Written instruction ::
Repeat the listing word for word. No pictures belong in the copy.

##### Records provided

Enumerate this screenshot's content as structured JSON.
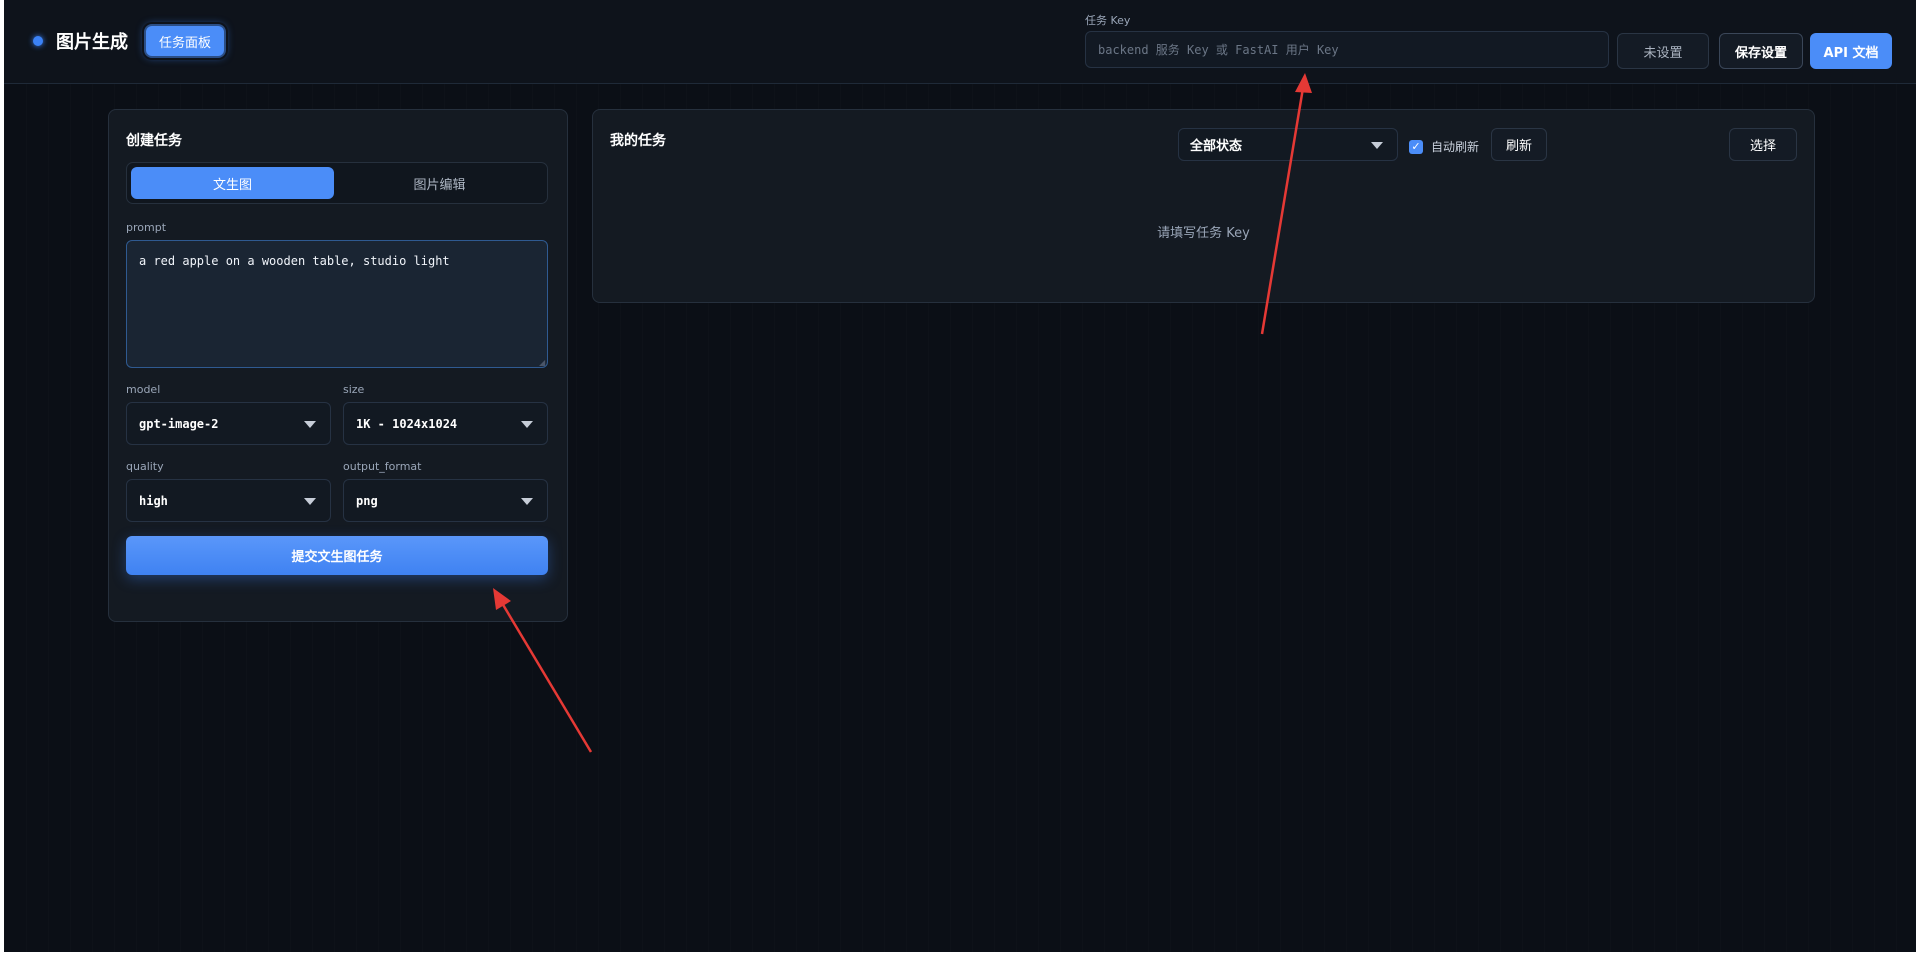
{
  "header": {
    "brand_title": "图片生成",
    "task_panel_button": "任务面板",
    "key_label": "任务 Key",
    "key_placeholder": "backend 服务 Key 或 FastAI 用户 Key",
    "key_value": "",
    "unset_button": "未设置",
    "save_button": "保存设置",
    "api_docs_button": "API 文档"
  },
  "create_task": {
    "title": "创建任务",
    "tabs": [
      {
        "label": "文生图",
        "active": true
      },
      {
        "label": "图片编辑",
        "active": false
      }
    ],
    "prompt_label": "prompt",
    "prompt_value": "a red apple on a wooden table, studio light",
    "model_label": "model",
    "model_value": "gpt-image-2",
    "size_label": "size",
    "size_value": "1K - 1024x1024",
    "quality_label": "quality",
    "quality_value": "high",
    "output_format_label": "output_format",
    "output_format_value": "png",
    "submit_button": "提交文生图任务"
  },
  "my_tasks": {
    "title": "我的任务",
    "status_filter": "全部状态",
    "auto_refresh_label": "自动刷新",
    "auto_refresh_checked": true,
    "refresh_button": "刷新",
    "select_button": "选择",
    "empty_message": "请填写任务 Key"
  },
  "colors": {
    "accent": "#4b8df8",
    "background": "#0b0f16",
    "panel": "#141a22",
    "annotation_arrow": "#e53935"
  }
}
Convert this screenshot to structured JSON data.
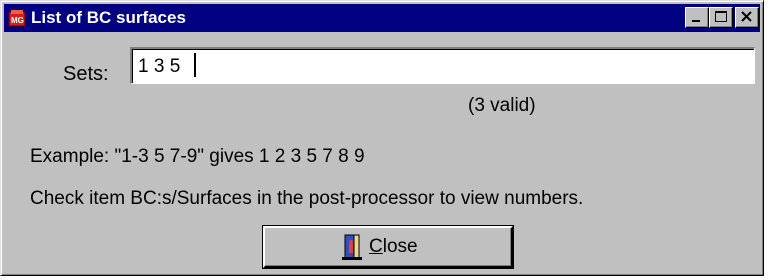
{
  "window": {
    "title": "List of BC surfaces",
    "titlebar_color": "#000080",
    "face_color": "#c0c0c0",
    "controls": {
      "minimize": "minimize-icon",
      "maximize": "maximize-icon",
      "close": "close-icon"
    }
  },
  "form": {
    "sets_label": "Sets:",
    "sets_value": "1 3 5",
    "valid_status": "(3 valid)",
    "example": "Example: \"1-3 5 7-9\" gives 1 2 3 5 7 8 9",
    "hint": "Check item BC:s/Surfaces in the post-processor to view numbers."
  },
  "buttons": {
    "close_mnemonic": "C",
    "close_rest": "lose",
    "close_icon": "door-exit-icon"
  }
}
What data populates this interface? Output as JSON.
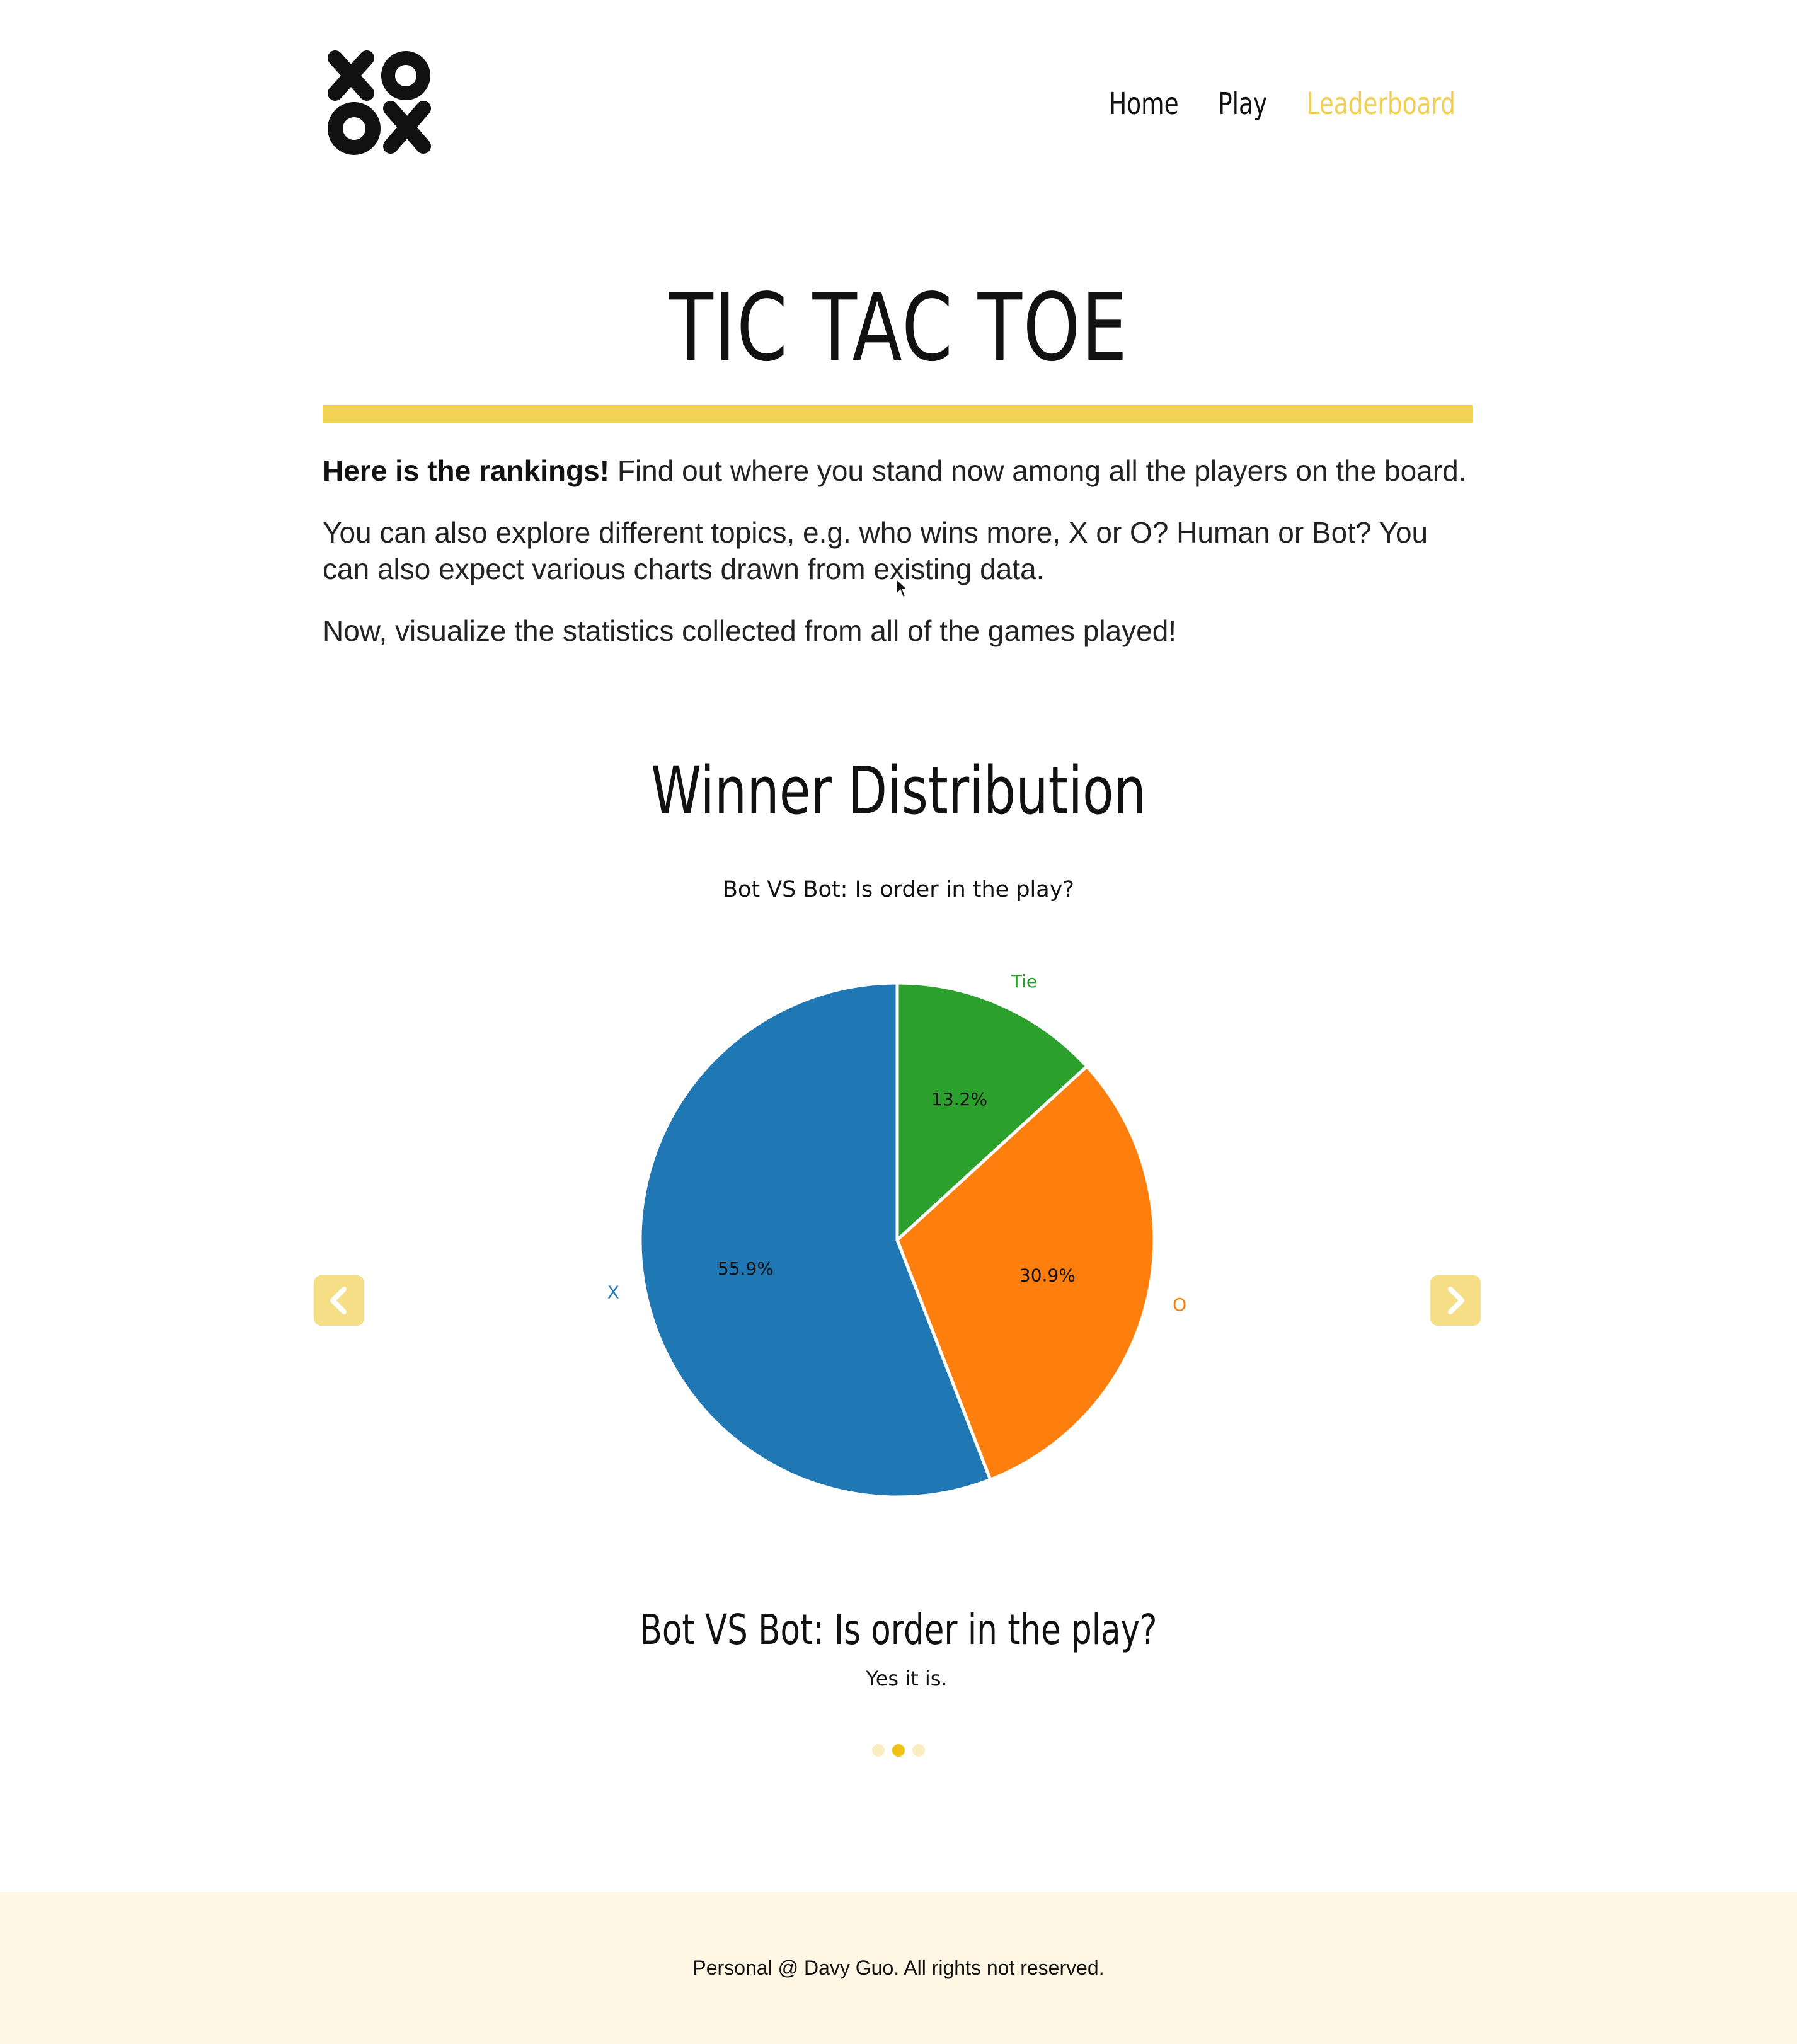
{
  "header": {
    "logo_alt": "XOOX",
    "nav": [
      {
        "label": "Home",
        "active": false
      },
      {
        "label": "Play",
        "active": false
      },
      {
        "label": "Leaderboard",
        "active": true
      }
    ]
  },
  "hero": {
    "title": "TIC TAC TOE",
    "intro_bold": "Here is the rankings!",
    "intro_rest": " Find out where you stand now among all the players on the board.",
    "paragraph_2": "You can also explore different topics, e.g. who wins more, X or O? Human or Bot? You can also expect various charts drawn from existing data.",
    "paragraph_3": "Now, visualize the statistics collected from all of the games played!"
  },
  "section": {
    "title": "Winner Distribution"
  },
  "chart_data": {
    "type": "pie",
    "title": "Bot VS Bot: Is order in the play?",
    "slices": [
      {
        "label": "Tie",
        "value": 13.2,
        "pct_label": "13.2%",
        "color": "#2ca02c"
      },
      {
        "label": "O",
        "value": 30.9,
        "pct_label": "30.9%",
        "color": "#ff7f0e"
      },
      {
        "label": "X",
        "value": 55.9,
        "pct_label": "55.9%",
        "color": "#1f77b4"
      }
    ],
    "start_angle_deg": 90,
    "direction": "clockwise"
  },
  "carousel": {
    "prev_icon": "chevron-left-icon",
    "next_icon": "chevron-right-icon",
    "caption_title": "Bot VS Bot: Is order in the play?",
    "caption_text": "Yes it is.",
    "slide_count": 3,
    "active_index": 1,
    "accent_color": "#f3d354"
  },
  "footer": {
    "text": "Personal @ Davy Guo.  All rights not reserved."
  }
}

##########

Complete response ::
Enumerate this screenshot's content as structured JSON.
{
  "header": {
    "brand_title": "图片生成",
    "task_panel_button": "任务面板",
    "key_label": "任务 Key",
    "key_placeholder": "backend 服务 Key 或 FastAI 用户 Key",
    "key_value": "",
    "unset_button": "未设置",
    "save_button": "保存设置",
    "api_docs_button": "API 文档"
  },
  "create_task": {
    "title": "创建任务",
    "tabs": [
      {
        "label": "文生图",
        "active": true
      },
      {
        "label": "图片编辑",
        "active": false
      }
    ],
    "prompt_label": "prompt",
    "prompt_value": "a red apple on a wooden table, studio light",
    "model_label": "model",
    "model_value": "gpt-image-2",
    "size_label": "size",
    "size_value": "1K - 1024x1024",
    "quality_label": "quality",
    "quality_value": "high",
    "output_format_label": "output_format",
    "output_format_value": "png",
    "submit_button": "提交文生图任务"
  },
  "my_tasks": {
    "title": "我的任务",
    "status_filter": "全部状态",
    "auto_refresh_label": "自动刷新",
    "auto_refresh_checked": true,
    "refresh_button": "刷新",
    "select_button": "选择",
    "empty_message": "请填写任务 Key"
  },
  "colors": {
    "accent": "#4b8df8",
    "background": "#0b0f16",
    "panel": "#141a22",
    "annotation_arrow": "#e53935"
  }
}
Convert this screenshot to structured JSON data.
{
  "window": {
    "title": "List of BC surfaces",
    "titlebar_color": "#000080",
    "face_color": "#c0c0c0",
    "controls": {
      "minimize": "minimize-icon",
      "maximize": "maximize-icon",
      "close": "close-icon"
    }
  },
  "form": {
    "sets_label": "Sets:",
    "sets_value": "1 3 5",
    "valid_status": "(3 valid)",
    "example": "Example: \"1-3 5 7-9\" gives 1 2 3 5 7 8 9",
    "hint": "Check item BC:s/Surfaces in the post-processor to view numbers."
  },
  "buttons": {
    "close_mnemonic": "C",
    "close_rest": "lose",
    "close_icon": "door-exit-icon"
  }
}
What data populates this interface? Output as JSON.
{
  "header": {
    "logo_alt": "XOOX",
    "nav": [
      {
        "label": "Home",
        "active": false
      },
      {
        "label": "Play",
        "active": false
      },
      {
        "label": "Leaderboard",
        "active": true
      }
    ]
  },
  "hero": {
    "title": "TIC TAC TOE",
    "intro_bold": "Here is the rankings!",
    "intro_rest": " Find out where you stand now among all the players on the board.",
    "paragraph_2": "You can also explore different topics, e.g. who wins more, X or O? Human or Bot? You can also expect various charts drawn from existing data.",
    "paragraph_3": "Now, visualize the statistics collected from all of the games played!"
  },
  "section": {
    "title": "Winner Distribution"
  },
  "chart_data": {
    "type": "pie",
    "title": "Bot VS Bot: Is order in the play?",
    "slices": [
      {
        "label": "Tie",
        "value": 13.2,
        "pct_label": "13.2%",
        "color": "#2ca02c"
      },
      {
        "label": "O",
        "value": 30.9,
        "pct_label": "30.9%",
        "color": "#ff7f0e"
      },
      {
        "label": "X",
        "value": 55.9,
        "pct_label": "55.9%",
        "color": "#1f77b4"
      }
    ],
    "start_angle_deg": 90,
    "direction": "clockwise"
  },
  "carousel": {
    "prev_icon": "chevron-left-icon",
    "next_icon": "chevron-right-icon",
    "caption_title": "Bot VS Bot: Is order in the play?",
    "caption_text": "Yes it is.",
    "slide_count": 3,
    "active_index": 1,
    "accent_color": "#f3d354"
  },
  "footer": {
    "text": "Personal @ Davy Guo.  All rights not reserved."
  }
}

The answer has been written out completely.